Copy every record below exactly.
--- Start of DATA SHOWN ---
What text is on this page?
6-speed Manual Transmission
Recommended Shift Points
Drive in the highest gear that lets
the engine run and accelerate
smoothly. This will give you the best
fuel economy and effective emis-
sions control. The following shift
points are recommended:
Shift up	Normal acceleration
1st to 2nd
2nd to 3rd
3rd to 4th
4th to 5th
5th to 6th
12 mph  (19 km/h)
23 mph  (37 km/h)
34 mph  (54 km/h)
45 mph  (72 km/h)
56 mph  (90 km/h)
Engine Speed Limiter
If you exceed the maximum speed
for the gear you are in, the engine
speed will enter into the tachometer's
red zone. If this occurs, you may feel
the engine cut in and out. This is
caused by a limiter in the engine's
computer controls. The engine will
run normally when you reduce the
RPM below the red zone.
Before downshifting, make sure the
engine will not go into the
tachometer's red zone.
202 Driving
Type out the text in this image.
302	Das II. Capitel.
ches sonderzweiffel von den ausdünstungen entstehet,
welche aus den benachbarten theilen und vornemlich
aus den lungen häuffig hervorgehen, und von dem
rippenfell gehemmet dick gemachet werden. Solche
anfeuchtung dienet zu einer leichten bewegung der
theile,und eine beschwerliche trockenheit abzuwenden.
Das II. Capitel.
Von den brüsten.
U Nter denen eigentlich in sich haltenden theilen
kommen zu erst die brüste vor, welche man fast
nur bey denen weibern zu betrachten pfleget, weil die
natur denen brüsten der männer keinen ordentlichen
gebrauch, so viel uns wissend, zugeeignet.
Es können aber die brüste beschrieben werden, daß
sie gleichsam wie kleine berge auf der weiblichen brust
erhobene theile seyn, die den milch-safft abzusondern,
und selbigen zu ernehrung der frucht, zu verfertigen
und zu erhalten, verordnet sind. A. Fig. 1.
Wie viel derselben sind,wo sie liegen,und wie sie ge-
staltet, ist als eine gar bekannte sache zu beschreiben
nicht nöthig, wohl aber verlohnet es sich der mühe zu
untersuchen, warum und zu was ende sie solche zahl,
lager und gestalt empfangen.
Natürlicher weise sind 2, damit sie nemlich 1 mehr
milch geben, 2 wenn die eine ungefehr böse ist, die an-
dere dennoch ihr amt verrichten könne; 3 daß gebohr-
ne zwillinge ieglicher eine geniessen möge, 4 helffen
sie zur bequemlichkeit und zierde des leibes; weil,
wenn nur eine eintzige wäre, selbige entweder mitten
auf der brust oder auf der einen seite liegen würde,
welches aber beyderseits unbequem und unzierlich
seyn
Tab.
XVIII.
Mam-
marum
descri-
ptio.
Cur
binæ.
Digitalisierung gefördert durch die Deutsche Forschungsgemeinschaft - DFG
--- End of DATA SHOWN ---
**TASK RESULT:**
What text is on this page?
6-speed Manual Transmission
Recommended Shift Points
Drive in the highest gear that lets
the engine run and accelerate
smoothly. This will give you the best
fuel economy and effective emis-
sions control. The following shift
points are recommended:
Shift up	Normal acceleration
1st to 2nd
2nd to 3rd
3rd to 4th
4th to 5th
5th to 6th
12 mph  (19 km/h)
23 mph  (37 km/h)
34 mph  (54 km/h)
45 mph  (72 km/h)
56 mph  (90 km/h)
Engine Speed Limiter
If you exceed the maximum speed
for the gear you are in, the engine
speed will enter into the tachometer's
red zone. If this occurs, you may feel
the engine cut in and out. This is
caused by a limiter in the engine's
computer controls. The engine will
run normally when you reduce the
RPM below the red zone.
Before downshifting, make sure the
engine will not go into the
tachometer's red zone.
202 Driving
Type out the text in this image.
302	Das II. Capitel.
ches sonderzweiffel von den ausdünstungen entstehet,
welche aus den benachbarten theilen und vornemlich
aus den lungen häuffig hervorgehen, und von dem
rippenfell gehemmet dick gemachet werden. Solche
anfeuchtung dienet zu einer leichten bewegung der
theile,und eine beschwerliche trockenheit abzuwenden.
Das II. Capitel.
Von den brüsten.
U Nter denen eigentlich in sich haltenden theilen
kommen zu erst die brüste vor, welche man fast
nur bey denen weibern zu betrachten pfleget, weil die
natur denen brüsten der männer keinen ordentlichen
gebrauch, so viel uns wissend, zugeeignet.
Es können aber die brüste beschrieben werden, daß
sie gleichsam wie kleine berge auf der weiblichen brust
erhobene theile seyn, die den milch-safft abzusondern,
und selbigen zu ernehrung der frucht, zu verfertigen
und zu erhalten, verordnet sind. A. Fig. 1.
Wie viel derselben sind,wo sie liegen,und wie sie ge-
staltet, ist als eine gar bekannte sache zu beschreiben
nicht nöthig, wohl aber verlohnet es sich der mühe zu
untersuchen, warum und zu was ende sie solche zahl,
lager und gestalt empfangen.
Natürlicher weise sind 2, damit sie nemlich 1 mehr
milch geben, 2 wenn die eine ungefehr böse ist, die an-
dere dennoch ihr amt verrichten könne; 3 daß gebohr-
ne zwillinge ieglicher eine geniessen möge, 4 helffen
sie zur bequemlichkeit und zierde des leibes; weil,
wenn nur eine eintzige wäre, selbige entweder mitten
auf der brust oder auf der einen seite liegen würde,
welches aber beyderseits unbequem und unzierlich
seyn
Tab.
XVIII.
Mam-
marum
descri-
ptio.
Cur
binæ.
Digitalisierung gefördert durch die Deutsche Forschungsgemeinschaft - DFG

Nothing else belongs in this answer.